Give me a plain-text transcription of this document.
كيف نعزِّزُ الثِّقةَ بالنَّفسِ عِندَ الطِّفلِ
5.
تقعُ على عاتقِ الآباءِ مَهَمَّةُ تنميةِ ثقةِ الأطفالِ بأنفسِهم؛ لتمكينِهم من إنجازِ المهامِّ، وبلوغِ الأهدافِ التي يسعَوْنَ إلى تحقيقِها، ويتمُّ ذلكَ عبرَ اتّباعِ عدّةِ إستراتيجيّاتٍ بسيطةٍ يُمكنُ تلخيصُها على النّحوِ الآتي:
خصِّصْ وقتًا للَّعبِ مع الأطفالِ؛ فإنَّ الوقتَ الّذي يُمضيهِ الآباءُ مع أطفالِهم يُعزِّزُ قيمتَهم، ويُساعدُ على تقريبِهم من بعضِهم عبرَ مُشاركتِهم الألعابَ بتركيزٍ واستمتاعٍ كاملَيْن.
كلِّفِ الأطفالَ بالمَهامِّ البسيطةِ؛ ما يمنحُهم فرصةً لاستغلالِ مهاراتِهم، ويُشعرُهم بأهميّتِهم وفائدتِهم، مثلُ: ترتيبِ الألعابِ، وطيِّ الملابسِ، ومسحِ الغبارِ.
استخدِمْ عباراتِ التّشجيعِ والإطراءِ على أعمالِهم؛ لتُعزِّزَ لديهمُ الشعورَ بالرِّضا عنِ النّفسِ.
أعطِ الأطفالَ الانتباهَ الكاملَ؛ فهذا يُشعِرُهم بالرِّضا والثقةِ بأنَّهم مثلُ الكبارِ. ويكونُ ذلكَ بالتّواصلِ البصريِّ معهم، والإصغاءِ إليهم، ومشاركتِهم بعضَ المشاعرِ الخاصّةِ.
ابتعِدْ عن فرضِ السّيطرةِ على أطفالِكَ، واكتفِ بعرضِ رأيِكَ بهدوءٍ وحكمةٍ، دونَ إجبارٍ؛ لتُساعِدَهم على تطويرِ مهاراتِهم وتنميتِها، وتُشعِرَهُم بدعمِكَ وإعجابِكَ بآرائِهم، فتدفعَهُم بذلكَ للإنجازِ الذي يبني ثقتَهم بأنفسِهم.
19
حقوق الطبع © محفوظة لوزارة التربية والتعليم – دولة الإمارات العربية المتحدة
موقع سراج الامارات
= = = = = = =
Every record should be given again exactly.

Give me a plain-text transcription of this document.
كيف نعزِّزُ الثِّقةَ بالنَّفسِ عِندَ الطِّفلِ
5.
تقعُ على عاتقِ الآباءِ مَهَمَّةُ تنميةِ ثقةِ الأطفالِ بأنفسِهم؛ لتمكينِهم من إنجازِ المهامِّ، وبلوغِ الأهدافِ التي يسعَوْنَ إلى تحقيقِها، ويتمُّ ذلكَ عبرَ اتّباعِ عدّةِ إستراتيجيّاتٍ بسيطةٍ يُمكنُ تلخيصُها على النّحوِ الآتي:
خصِّصْ وقتًا للَّعبِ مع الأطفالِ؛ فإنَّ الوقتَ الّذي يُمضيهِ الآباءُ مع أطفالِهم يُعزِّزُ قيمتَهم، ويُساعدُ على تقريبِهم من بعضِهم عبرَ مُشاركتِهم الألعابَ بتركيزٍ واستمتاعٍ كاملَيْن.
كلِّفِ الأطفالَ بالمَهامِّ البسيطةِ؛ ما يمنحُهم فرصةً لاستغلالِ مهاراتِهم، ويُشعرُهم بأهميّتِهم وفائدتِهم، مثلُ: ترتيبِ الألعابِ، وطيِّ الملابسِ، ومسحِ الغبارِ.
استخدِمْ عباراتِ التّشجيعِ والإطراءِ على أعمالِهم؛ لتُعزِّزَ لديهمُ الشعورَ بالرِّضا عنِ النّفسِ.
أعطِ الأطفالَ الانتباهَ الكاملَ؛ فهذا يُشعِرُهم بالرِّضا والثقةِ بأنَّهم مثلُ الكبارِ. ويكونُ ذلكَ بالتّواصلِ البصريِّ معهم، والإصغاءِ إليهم، ومشاركتِهم بعضَ المشاعرِ الخاصّةِ.
ابتعِدْ عن فرضِ السّيطرةِ على أطفالِكَ، واكتفِ بعرضِ رأيِكَ بهدوءٍ وحكمةٍ، دونَ إجبارٍ؛ لتُساعِدَهم على تطويرِ مهاراتِهم وتنميتِها، وتُشعِرَهُم بدعمِكَ وإعجابِكَ بآرائِهم، فتدفعَهُم بذلكَ للإنجازِ الذي يبني ثقتَهم بأنفسِهم.
19
حقوق الطبع © محفوظة لوزارة التربية والتعليم – دولة الإمارات العربية المتحدة
موقع سراج الامارات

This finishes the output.